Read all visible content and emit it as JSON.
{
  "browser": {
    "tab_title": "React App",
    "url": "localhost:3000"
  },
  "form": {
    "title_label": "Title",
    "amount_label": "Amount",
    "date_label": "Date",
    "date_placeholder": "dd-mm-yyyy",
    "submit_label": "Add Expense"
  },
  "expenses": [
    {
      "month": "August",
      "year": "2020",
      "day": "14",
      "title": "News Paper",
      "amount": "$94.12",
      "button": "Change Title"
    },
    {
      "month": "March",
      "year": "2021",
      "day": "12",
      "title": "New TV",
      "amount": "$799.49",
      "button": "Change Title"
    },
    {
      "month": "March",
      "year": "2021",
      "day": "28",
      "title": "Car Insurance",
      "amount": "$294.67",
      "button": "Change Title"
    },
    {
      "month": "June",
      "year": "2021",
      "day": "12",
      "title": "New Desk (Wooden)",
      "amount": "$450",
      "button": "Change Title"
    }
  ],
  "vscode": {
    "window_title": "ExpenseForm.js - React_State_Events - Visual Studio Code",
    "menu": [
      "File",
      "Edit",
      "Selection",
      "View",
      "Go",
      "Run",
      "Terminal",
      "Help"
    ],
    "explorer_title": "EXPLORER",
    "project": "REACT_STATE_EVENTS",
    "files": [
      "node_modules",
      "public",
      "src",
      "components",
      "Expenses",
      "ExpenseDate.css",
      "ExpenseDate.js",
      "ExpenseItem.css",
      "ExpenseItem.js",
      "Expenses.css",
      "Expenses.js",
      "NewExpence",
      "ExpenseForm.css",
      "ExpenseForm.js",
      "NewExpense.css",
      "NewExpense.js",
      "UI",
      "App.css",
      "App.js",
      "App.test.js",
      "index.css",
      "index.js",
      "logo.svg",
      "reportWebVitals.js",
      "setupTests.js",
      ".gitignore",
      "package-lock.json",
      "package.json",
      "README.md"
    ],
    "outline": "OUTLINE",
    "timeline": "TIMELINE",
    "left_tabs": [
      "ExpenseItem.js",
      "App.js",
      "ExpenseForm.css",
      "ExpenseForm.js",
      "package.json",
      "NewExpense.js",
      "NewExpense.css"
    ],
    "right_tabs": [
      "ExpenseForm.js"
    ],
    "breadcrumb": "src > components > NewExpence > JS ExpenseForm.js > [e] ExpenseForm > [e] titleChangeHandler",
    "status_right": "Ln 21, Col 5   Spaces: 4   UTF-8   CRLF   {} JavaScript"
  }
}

· · · ·

All entries shown above should be printed again exactly.

Read all visible content and emit it as JSON.
{
  "browser": {
    "tab_title": "React App",
    "url": "localhost:3000"
  },
  "form": {
    "title_label": "Title",
    "amount_label": "Amount",
    "date_label": "Date",
    "date_placeholder": "dd-mm-yyyy",
    "submit_label": "Add Expense"
  },
  "expenses": [
    {
      "month": "August",
      "year": "2020",
      "day": "14",
      "title": "News Paper",
      "amount": "$94.12",
      "button": "Change Title"
    },
    {
      "month": "March",
      "year": "2021",
      "day": "12",
      "title": "New TV",
      "amount": "$799.49",
      "button": "Change Title"
    },
    {
      "month": "March",
      "year": "2021",
      "day": "28",
      "title": "Car Insurance",
      "amount": "$294.67",
      "button": "Change Title"
    },
    {
      "month": "June",
      "year": "2021",
      "day": "12",
      "title": "New Desk (Wooden)",
      "amount": "$450",
      "button": "Change Title"
    }
  ],
  "vscode": {
    "window_title": "ExpenseForm.js - React_State_Events - Visual Studio Code",
    "menu": [
      "File",
      "Edit",
      "Selection",
      "View",
      "Go",
      "Run",
      "Terminal",
      "Help"
    ],
    "explorer_title": "EXPLORER",
    "project": "REACT_STATE_EVENTS",
    "files": [
      "node_modules",
      "public",
      "src",
      "components",
      "Expenses",
      "ExpenseDate.css",
      "ExpenseDate.js",
      "ExpenseItem.css",
      "ExpenseItem.js",
      "Expenses.css",
      "Expenses.js",
      "NewExpence",
      "ExpenseForm.css",
      "ExpenseForm.js",
      "NewExpense.css",
      "NewExpense.js",
      "UI",
      "App.css",
      "App.js",
      "App.test.js",
      "index.css",
      "index.js",
      "logo.svg",
      "reportWebVitals.js",
      "setupTests.js",
      ".gitignore",
      "package-lock.json",
      "package.json",
      "README.md"
    ],
    "outline": "OUTLINE",
    "timeline": "TIMELINE",
    "left_tabs": [
      "ExpenseItem.js",
      "App.js",
      "ExpenseForm.css",
      "ExpenseForm.js",
      "package.json",
      "NewExpense.js",
      "NewExpense.css"
    ],
    "right_tabs": [
      "ExpenseForm.js"
    ],
    "breadcrumb": "src > components > NewExpence > JS ExpenseForm.js > [e] ExpenseForm > [e] titleChangeHandler",
    "status_right": "Ln 21, Col 5   Spaces: 4   UTF-8   CRLF   {} JavaScript"
  }
}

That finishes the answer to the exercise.